**What you have to do:** Show every line of the records below that contains the word "outlook".

┌──

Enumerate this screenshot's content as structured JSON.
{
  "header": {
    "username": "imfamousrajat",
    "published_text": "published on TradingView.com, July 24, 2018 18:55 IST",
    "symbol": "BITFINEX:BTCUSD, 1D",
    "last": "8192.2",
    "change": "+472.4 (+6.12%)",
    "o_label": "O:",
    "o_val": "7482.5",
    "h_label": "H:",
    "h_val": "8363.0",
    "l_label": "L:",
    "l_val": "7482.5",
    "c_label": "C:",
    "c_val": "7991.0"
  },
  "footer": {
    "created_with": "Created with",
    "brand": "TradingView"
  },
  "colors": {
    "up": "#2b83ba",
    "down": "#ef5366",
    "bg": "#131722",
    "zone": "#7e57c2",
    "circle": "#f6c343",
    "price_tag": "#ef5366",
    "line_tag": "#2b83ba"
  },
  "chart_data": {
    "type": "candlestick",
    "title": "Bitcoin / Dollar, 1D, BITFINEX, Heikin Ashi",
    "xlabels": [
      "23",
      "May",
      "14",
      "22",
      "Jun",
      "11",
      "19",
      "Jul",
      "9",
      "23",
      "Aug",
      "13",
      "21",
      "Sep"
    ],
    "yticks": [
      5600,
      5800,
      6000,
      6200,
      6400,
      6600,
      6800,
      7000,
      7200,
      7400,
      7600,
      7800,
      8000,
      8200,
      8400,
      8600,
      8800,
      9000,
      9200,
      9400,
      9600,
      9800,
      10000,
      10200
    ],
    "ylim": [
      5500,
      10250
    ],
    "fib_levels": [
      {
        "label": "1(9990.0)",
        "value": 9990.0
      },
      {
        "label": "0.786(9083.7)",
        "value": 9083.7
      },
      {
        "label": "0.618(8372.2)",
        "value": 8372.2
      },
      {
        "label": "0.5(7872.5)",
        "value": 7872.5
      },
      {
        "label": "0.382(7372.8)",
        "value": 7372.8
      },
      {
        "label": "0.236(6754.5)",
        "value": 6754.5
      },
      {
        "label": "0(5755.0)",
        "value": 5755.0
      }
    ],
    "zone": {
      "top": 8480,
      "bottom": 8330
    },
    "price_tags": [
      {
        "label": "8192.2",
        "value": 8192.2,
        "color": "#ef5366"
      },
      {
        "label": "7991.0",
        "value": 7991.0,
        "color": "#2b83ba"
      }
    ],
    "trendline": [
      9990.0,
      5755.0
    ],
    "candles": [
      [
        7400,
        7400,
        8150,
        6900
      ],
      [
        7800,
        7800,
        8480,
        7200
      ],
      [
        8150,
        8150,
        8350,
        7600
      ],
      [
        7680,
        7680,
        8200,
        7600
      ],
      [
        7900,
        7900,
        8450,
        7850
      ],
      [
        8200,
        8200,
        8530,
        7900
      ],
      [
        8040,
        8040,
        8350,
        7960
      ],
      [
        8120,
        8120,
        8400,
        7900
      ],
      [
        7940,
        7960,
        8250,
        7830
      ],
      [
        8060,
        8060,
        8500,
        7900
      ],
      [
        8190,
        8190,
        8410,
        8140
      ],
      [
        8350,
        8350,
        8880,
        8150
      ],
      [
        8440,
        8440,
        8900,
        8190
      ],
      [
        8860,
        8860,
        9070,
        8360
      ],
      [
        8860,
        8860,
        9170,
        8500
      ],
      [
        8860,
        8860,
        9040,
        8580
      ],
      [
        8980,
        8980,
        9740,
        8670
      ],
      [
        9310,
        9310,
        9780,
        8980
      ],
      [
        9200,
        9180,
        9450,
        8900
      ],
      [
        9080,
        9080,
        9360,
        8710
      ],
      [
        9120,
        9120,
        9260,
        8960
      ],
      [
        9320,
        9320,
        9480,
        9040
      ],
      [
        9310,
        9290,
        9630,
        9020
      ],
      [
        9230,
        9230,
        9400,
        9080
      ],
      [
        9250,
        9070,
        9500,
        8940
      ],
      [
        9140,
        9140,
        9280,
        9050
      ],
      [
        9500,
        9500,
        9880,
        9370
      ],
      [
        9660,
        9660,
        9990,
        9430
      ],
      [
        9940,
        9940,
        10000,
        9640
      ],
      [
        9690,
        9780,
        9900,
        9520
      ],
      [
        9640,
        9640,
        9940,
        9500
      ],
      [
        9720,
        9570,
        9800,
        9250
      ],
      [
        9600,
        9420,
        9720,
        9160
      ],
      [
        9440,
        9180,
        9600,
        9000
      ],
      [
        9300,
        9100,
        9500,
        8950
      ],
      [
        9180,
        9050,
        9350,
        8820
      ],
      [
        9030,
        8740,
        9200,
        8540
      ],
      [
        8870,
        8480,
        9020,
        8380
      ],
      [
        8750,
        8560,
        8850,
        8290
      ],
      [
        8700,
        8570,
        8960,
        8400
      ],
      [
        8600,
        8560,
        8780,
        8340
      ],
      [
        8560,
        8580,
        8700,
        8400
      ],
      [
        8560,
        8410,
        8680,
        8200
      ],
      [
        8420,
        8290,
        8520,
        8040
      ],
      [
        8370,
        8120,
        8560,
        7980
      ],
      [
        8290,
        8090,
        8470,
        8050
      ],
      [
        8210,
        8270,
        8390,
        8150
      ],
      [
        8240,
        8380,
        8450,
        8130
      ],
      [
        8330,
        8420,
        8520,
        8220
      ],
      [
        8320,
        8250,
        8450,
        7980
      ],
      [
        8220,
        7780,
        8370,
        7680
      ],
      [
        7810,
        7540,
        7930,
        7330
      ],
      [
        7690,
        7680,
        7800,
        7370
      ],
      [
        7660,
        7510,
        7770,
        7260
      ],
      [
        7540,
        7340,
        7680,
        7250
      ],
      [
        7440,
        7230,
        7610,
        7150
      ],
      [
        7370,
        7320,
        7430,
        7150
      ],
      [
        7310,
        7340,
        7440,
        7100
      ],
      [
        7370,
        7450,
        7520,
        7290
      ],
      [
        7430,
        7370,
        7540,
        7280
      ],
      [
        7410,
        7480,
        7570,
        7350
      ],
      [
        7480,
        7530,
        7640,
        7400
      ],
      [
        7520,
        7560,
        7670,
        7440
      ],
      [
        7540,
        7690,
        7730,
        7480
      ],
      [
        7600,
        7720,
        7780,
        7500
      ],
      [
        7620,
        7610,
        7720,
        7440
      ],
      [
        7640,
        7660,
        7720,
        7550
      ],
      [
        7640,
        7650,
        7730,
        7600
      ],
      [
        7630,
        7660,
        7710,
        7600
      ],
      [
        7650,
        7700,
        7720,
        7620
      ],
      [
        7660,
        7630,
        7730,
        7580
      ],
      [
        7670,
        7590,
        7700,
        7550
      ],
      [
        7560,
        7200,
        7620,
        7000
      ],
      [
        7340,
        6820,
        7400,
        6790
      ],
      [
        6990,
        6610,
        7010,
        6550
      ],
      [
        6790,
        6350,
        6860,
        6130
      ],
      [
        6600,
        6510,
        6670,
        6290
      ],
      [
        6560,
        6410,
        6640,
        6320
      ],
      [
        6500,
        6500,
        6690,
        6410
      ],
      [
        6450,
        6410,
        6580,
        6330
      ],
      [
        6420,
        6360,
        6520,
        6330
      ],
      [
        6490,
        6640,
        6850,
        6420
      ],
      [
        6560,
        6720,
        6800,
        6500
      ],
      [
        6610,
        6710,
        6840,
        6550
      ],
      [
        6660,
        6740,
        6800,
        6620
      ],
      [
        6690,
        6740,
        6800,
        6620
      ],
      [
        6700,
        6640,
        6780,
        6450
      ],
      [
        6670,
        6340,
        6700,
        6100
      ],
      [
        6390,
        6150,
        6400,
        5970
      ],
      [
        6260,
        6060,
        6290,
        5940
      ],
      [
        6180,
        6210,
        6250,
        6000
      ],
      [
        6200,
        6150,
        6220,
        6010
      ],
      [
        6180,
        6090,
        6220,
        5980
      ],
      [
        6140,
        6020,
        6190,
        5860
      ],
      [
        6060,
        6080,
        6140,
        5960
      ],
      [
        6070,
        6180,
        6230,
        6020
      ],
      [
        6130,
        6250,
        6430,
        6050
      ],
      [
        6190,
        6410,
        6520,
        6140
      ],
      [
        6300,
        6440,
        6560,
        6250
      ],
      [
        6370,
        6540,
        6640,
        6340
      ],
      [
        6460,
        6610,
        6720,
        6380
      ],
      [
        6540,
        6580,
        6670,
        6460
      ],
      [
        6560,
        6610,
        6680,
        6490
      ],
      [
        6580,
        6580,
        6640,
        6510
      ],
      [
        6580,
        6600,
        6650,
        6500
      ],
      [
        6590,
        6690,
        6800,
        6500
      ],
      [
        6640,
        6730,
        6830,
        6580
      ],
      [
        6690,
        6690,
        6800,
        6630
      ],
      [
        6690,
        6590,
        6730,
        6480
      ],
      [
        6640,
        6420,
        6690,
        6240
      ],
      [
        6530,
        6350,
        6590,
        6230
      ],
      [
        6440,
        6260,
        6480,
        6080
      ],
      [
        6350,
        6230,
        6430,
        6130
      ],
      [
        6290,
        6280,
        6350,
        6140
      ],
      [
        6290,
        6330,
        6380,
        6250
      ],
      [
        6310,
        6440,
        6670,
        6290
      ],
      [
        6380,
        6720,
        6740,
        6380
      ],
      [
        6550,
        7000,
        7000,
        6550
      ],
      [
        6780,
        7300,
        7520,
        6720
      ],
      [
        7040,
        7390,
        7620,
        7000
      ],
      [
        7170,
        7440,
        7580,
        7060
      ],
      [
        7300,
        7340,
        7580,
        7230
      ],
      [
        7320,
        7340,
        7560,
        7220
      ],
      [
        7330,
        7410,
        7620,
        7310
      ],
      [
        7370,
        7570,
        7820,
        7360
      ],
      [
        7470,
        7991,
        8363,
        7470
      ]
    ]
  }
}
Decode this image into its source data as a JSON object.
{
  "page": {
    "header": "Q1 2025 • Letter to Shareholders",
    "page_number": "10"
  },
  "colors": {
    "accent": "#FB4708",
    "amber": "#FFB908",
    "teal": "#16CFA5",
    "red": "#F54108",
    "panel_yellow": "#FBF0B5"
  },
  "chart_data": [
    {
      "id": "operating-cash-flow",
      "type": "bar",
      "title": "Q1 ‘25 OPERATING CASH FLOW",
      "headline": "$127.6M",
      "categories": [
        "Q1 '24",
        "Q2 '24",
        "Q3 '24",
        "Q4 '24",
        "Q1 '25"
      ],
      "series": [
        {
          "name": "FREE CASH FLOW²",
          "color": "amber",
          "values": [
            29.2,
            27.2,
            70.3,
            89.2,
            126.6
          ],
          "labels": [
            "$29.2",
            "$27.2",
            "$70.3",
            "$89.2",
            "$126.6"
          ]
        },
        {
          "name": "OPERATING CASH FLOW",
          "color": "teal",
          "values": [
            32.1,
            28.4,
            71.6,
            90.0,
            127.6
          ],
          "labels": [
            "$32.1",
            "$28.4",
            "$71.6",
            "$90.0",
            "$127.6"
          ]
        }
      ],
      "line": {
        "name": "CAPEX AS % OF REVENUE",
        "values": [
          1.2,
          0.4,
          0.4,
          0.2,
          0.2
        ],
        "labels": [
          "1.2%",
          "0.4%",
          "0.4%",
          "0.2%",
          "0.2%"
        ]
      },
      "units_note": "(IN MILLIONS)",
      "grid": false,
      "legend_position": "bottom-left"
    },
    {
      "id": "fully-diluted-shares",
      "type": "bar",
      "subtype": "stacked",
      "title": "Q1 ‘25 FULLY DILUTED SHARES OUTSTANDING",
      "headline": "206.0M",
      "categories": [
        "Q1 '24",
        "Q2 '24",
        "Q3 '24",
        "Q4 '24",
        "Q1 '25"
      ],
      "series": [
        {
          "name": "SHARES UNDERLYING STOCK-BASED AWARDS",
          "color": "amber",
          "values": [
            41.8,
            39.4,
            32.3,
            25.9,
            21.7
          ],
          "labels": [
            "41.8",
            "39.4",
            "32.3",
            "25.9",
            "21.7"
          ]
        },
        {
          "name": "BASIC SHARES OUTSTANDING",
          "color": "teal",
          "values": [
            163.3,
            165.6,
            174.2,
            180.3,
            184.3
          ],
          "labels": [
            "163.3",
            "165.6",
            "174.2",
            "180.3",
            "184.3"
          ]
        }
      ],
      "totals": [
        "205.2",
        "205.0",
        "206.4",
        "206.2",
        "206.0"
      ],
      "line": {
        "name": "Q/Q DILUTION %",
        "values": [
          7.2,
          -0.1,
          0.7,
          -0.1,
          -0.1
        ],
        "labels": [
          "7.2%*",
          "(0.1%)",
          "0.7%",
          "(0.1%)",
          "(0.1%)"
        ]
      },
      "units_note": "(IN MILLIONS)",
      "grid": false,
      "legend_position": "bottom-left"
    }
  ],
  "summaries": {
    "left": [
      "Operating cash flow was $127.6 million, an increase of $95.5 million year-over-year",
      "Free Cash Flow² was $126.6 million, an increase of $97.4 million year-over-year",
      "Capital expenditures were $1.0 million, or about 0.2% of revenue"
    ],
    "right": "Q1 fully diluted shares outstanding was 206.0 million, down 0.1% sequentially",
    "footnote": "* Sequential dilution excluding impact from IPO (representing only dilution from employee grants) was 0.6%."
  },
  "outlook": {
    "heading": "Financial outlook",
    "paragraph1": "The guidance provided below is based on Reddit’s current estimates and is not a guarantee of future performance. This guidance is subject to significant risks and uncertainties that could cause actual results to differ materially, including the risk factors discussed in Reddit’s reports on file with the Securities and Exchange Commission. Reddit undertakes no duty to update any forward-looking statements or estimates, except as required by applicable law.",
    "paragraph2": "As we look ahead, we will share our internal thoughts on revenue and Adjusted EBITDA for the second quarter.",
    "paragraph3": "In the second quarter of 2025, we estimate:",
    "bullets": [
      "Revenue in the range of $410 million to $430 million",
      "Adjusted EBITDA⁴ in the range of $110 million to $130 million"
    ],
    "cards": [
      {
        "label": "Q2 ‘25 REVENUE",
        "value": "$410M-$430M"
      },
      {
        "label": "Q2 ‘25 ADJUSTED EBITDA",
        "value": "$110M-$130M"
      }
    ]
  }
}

└──

**The result:**
  "outlook": {
    "heading": "Financial outlook",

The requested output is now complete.